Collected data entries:

+++++

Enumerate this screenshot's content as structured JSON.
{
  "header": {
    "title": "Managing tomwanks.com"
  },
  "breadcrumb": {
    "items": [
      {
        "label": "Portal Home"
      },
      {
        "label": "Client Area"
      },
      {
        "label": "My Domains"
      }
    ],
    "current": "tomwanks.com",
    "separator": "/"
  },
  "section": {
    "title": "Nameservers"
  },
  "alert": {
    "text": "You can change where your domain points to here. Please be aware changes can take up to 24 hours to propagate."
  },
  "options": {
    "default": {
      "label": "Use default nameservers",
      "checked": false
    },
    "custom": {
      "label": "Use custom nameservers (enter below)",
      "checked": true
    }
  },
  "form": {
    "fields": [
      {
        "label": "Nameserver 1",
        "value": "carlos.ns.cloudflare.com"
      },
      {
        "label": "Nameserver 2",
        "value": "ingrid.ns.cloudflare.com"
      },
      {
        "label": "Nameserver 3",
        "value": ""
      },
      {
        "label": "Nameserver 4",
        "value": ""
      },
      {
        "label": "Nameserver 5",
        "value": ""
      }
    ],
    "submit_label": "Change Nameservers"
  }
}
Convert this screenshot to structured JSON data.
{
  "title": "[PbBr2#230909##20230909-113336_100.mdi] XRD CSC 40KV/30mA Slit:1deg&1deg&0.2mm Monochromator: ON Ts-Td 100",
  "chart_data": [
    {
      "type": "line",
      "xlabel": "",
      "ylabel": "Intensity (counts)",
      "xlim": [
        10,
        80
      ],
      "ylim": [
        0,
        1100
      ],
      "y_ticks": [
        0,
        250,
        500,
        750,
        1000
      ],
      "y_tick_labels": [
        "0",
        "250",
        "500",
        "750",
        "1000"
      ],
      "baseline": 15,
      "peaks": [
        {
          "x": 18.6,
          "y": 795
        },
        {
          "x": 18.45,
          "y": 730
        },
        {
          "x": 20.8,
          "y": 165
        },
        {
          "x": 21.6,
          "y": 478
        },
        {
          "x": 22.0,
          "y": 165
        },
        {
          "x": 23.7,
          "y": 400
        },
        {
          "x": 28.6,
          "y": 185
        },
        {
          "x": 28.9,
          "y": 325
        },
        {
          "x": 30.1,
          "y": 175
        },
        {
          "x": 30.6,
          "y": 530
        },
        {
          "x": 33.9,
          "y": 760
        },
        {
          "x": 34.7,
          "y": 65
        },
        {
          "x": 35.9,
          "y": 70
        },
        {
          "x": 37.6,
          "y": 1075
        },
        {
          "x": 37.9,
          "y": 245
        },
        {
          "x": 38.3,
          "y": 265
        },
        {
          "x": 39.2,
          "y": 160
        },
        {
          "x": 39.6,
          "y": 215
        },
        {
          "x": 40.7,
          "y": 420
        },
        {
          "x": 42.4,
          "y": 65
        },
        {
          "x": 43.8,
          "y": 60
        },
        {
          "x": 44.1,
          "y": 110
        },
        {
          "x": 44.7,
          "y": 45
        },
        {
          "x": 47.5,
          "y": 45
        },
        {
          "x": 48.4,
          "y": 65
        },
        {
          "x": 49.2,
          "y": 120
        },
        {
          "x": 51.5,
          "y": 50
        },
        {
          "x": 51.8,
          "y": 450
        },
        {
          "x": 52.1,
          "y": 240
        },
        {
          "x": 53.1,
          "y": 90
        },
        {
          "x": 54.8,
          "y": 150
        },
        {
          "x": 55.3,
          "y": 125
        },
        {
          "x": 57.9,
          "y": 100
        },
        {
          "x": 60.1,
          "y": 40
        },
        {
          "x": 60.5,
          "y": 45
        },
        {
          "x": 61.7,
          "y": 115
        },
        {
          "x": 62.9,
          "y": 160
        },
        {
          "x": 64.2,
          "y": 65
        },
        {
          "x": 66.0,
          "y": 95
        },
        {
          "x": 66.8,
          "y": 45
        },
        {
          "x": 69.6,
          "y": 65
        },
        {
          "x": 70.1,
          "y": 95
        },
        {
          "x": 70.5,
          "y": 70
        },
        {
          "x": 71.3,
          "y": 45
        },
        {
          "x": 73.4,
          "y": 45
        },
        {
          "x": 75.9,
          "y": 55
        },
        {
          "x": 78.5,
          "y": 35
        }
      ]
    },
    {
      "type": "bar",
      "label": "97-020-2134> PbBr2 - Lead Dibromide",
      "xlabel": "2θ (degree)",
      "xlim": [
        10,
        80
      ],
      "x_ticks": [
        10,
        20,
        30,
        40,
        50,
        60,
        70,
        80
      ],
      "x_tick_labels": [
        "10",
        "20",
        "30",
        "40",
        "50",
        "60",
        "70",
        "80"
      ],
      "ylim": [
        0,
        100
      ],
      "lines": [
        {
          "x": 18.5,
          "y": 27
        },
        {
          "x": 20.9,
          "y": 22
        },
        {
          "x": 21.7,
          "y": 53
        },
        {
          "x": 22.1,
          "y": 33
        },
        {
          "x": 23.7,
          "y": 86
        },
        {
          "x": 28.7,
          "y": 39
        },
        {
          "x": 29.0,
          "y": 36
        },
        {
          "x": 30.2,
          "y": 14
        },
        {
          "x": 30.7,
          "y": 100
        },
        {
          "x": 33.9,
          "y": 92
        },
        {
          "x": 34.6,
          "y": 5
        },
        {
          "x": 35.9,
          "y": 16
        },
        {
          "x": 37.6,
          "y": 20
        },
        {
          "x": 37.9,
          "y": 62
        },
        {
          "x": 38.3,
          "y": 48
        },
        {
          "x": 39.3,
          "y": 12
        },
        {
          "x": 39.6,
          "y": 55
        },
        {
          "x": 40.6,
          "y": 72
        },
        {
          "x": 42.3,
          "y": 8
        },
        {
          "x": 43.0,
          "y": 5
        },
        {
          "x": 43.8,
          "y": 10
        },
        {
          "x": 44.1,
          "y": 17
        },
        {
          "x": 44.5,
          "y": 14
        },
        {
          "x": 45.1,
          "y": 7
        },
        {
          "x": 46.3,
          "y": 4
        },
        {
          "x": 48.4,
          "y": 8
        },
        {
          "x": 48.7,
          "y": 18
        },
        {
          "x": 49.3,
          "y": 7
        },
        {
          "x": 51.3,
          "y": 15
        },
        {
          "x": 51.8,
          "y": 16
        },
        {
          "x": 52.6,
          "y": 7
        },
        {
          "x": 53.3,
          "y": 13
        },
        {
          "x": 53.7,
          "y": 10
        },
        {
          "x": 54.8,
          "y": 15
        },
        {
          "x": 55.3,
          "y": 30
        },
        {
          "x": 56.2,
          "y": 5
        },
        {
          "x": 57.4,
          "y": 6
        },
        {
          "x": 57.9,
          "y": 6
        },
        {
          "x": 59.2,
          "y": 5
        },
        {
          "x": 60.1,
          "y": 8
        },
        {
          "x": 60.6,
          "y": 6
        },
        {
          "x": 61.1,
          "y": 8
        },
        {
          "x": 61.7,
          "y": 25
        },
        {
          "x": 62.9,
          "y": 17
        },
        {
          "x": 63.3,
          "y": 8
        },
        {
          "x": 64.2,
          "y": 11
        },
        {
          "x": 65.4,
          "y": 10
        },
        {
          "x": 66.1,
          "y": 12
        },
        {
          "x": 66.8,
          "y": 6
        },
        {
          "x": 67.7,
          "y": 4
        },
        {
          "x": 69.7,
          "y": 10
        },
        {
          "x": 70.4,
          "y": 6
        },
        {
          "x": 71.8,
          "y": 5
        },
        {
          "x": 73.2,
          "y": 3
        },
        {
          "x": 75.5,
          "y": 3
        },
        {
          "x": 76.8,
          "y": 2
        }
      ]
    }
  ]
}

+++++

> Exercise objective
Write down every line of the data exactly as it appears above.

> Solution to the problem
Enumerate this screenshot's content as structured JSON.
{
  "header": {
    "title": "Managing tomwanks.com"
  },
  "breadcrumb": {
    "items": [
      {
        "label": "Portal Home"
      },
      {
        "label": "Client Area"
      },
      {
        "label": "My Domains"
      }
    ],
    "current": "tomwanks.com",
    "separator": "/"
  },
  "section": {
    "title": "Nameservers"
  },
  "alert": {
    "text": "You can change where your domain points to here. Please be aware changes can take up to 24 hours to propagate."
  },
  "options": {
    "default": {
      "label": "Use default nameservers",
      "checked": false
    },
    "custom": {
      "label": "Use custom nameservers (enter below)",
      "checked": true
    }
  },
  "form": {
    "fields": [
      {
        "label": "Nameserver 1",
        "value": "carlos.ns.cloudflare.com"
      },
      {
        "label": "Nameserver 2",
        "value": "ingrid.ns.cloudflare.com"
      },
      {
        "label": "Nameserver 3",
        "value": ""
      },
      {
        "label": "Nameserver 4",
        "value": ""
      },
      {
        "label": "Nameserver 5",
        "value": ""
      }
    ],
    "submit_label": "Change Nameservers"
  }
}
Convert this screenshot to structured JSON data.
{
  "title": "[PbBr2#230909##20230909-113336_100.mdi] XRD CSC 40KV/30mA Slit:1deg&1deg&0.2mm Monochromator: ON Ts-Td 100",
  "chart_data": [
    {
      "type": "line",
      "xlabel": "",
      "ylabel": "Intensity (counts)",
      "xlim": [
        10,
        80
      ],
      "ylim": [
        0,
        1100
      ],
      "y_ticks": [
        0,
        250,
        500,
        750,
        1000
      ],
      "y_tick_labels": [
        "0",
        "250",
        "500",
        "750",
        "1000"
      ],
      "baseline": 15,
      "peaks": [
        {
          "x": 18.6,
          "y": 795
        },
        {
          "x": 18.45,
          "y": 730
        },
        {
          "x": 20.8,
          "y": 165
        },
        {
          "x": 21.6,
          "y": 478
        },
        {
          "x": 22.0,
          "y": 165
        },
        {
          "x": 23.7,
          "y": 400
        },
        {
          "x": 28.6,
          "y": 185
        },
        {
          "x": 28.9,
          "y": 325
        },
        {
          "x": 30.1,
          "y": 175
        },
        {
          "x": 30.6,
          "y": 530
        },
        {
          "x": 33.9,
          "y": 760
        },
        {
          "x": 34.7,
          "y": 65
        },
        {
          "x": 35.9,
          "y": 70
        },
        {
          "x": 37.6,
          "y": 1075
        },
        {
          "x": 37.9,
          "y": 245
        },
        {
          "x": 38.3,
          "y": 265
        },
        {
          "x": 39.2,
          "y": 160
        },
        {
          "x": 39.6,
          "y": 215
        },
        {
          "x": 40.7,
          "y": 420
        },
        {
          "x": 42.4,
          "y": 65
        },
        {
          "x": 43.8,
          "y": 60
        },
        {
          "x": 44.1,
          "y": 110
        },
        {
          "x": 44.7,
          "y": 45
        },
        {
          "x": 47.5,
          "y": 45
        },
        {
          "x": 48.4,
          "y": 65
        },
        {
          "x": 49.2,
          "y": 120
        },
        {
          "x": 51.5,
          "y": 50
        },
        {
          "x": 51.8,
          "y": 450
        },
        {
          "x": 52.1,
          "y": 240
        },
        {
          "x": 53.1,
          "y": 90
        },
        {
          "x": 54.8,
          "y": 150
        },
        {
          "x": 55.3,
          "y": 125
        },
        {
          "x": 57.9,
          "y": 100
        },
        {
          "x": 60.1,
          "y": 40
        },
        {
          "x": 60.5,
          "y": 45
        },
        {
          "x": 61.7,
          "y": 115
        },
        {
          "x": 62.9,
          "y": 160
        },
        {
          "x": 64.2,
          "y": 65
        },
        {
          "x": 66.0,
          "y": 95
        },
        {
          "x": 66.8,
          "y": 45
        },
        {
          "x": 69.6,
          "y": 65
        },
        {
          "x": 70.1,
          "y": 95
        },
        {
          "x": 70.5,
          "y": 70
        },
        {
          "x": 71.3,
          "y": 45
        },
        {
          "x": 73.4,
          "y": 45
        },
        {
          "x": 75.9,
          "y": 55
        },
        {
          "x": 78.5,
          "y": 35
        }
      ]
    },
    {
      "type": "bar",
      "label": "97-020-2134> PbBr2 - Lead Dibromide",
      "xlabel": "2θ (degree)",
      "xlim": [
        10,
        80
      ],
      "x_ticks": [
        10,
        20,
        30,
        40,
        50,
        60,
        70,
        80
      ],
      "x_tick_labels": [
        "10",
        "20",
        "30",
        "40",
        "50",
        "60",
        "70",
        "80"
      ],
      "ylim": [
        0,
        100
      ],
      "lines": [
        {
          "x": 18.5,
          "y": 27
        },
        {
          "x": 20.9,
          "y": 22
        },
        {
          "x": 21.7,
          "y": 53
        },
        {
          "x": 22.1,
          "y": 33
        },
        {
          "x": 23.7,
          "y": 86
        },
        {
          "x": 28.7,
          "y": 39
        },
        {
          "x": 29.0,
          "y": 36
        },
        {
          "x": 30.2,
          "y": 14
        },
        {
          "x": 30.7,
          "y": 100
        },
        {
          "x": 33.9,
          "y": 92
        },
        {
          "x": 34.6,
          "y": 5
        },
        {
          "x": 35.9,
          "y": 16
        },
        {
          "x": 37.6,
          "y": 20
        },
        {
          "x": 37.9,
          "y": 62
        },
        {
          "x": 38.3,
          "y": 48
        },
        {
          "x": 39.3,
          "y": 12
        },
        {
          "x": 39.6,
          "y": 55
        },
        {
          "x": 40.6,
          "y": 72
        },
        {
          "x": 42.3,
          "y": 8
        },
        {
          "x": 43.0,
          "y": 5
        },
        {
          "x": 43.8,
          "y": 10
        },
        {
          "x": 44.1,
          "y": 17
        },
        {
          "x": 44.5,
          "y": 14
        },
        {
          "x": 45.1,
          "y": 7
        },
        {
          "x": 46.3,
          "y": 4
        },
        {
          "x": 48.4,
          "y": 8
        },
        {
          "x": 48.7,
          "y": 18
        },
        {
          "x": 49.3,
          "y": 7
        },
        {
          "x": 51.3,
          "y": 15
        },
        {
          "x": 51.8,
          "y": 16
        },
        {
          "x": 52.6,
          "y": 7
        },
        {
          "x": 53.3,
          "y": 13
        },
        {
          "x": 53.7,
          "y": 10
        },
        {
          "x": 54.8,
          "y": 15
        },
        {
          "x": 55.3,
          "y": 30
        },
        {
          "x": 56.2,
          "y": 5
        },
        {
          "x": 57.4,
          "y": 6
        },
        {
          "x": 57.9,
          "y": 6
        },
        {
          "x": 59.2,
          "y": 5
        },
        {
          "x": 60.1,
          "y": 8
        },
        {
          "x": 60.6,
          "y": 6
        },
        {
          "x": 61.1,
          "y": 8
        },
        {
          "x": 61.7,
          "y": 25
        },
        {
          "x": 62.9,
          "y": 17
        },
        {
          "x": 63.3,
          "y": 8
        },
        {
          "x": 64.2,
          "y": 11
        },
        {
          "x": 65.4,
          "y": 10
        },
        {
          "x": 66.1,
          "y": 12
        },
        {
          "x": 66.8,
          "y": 6
        },
        {
          "x": 67.7,
          "y": 4
        },
        {
          "x": 69.7,
          "y": 10
        },
        {
          "x": 70.4,
          "y": 6
        },
        {
          "x": 71.8,
          "y": 5
        },
        {
          "x": 73.2,
          "y": 3
        },
        {
          "x": 75.5,
          "y": 3
        },
        {
          "x": 76.8,
          "y": 2
        }
      ]
    }
  ]
}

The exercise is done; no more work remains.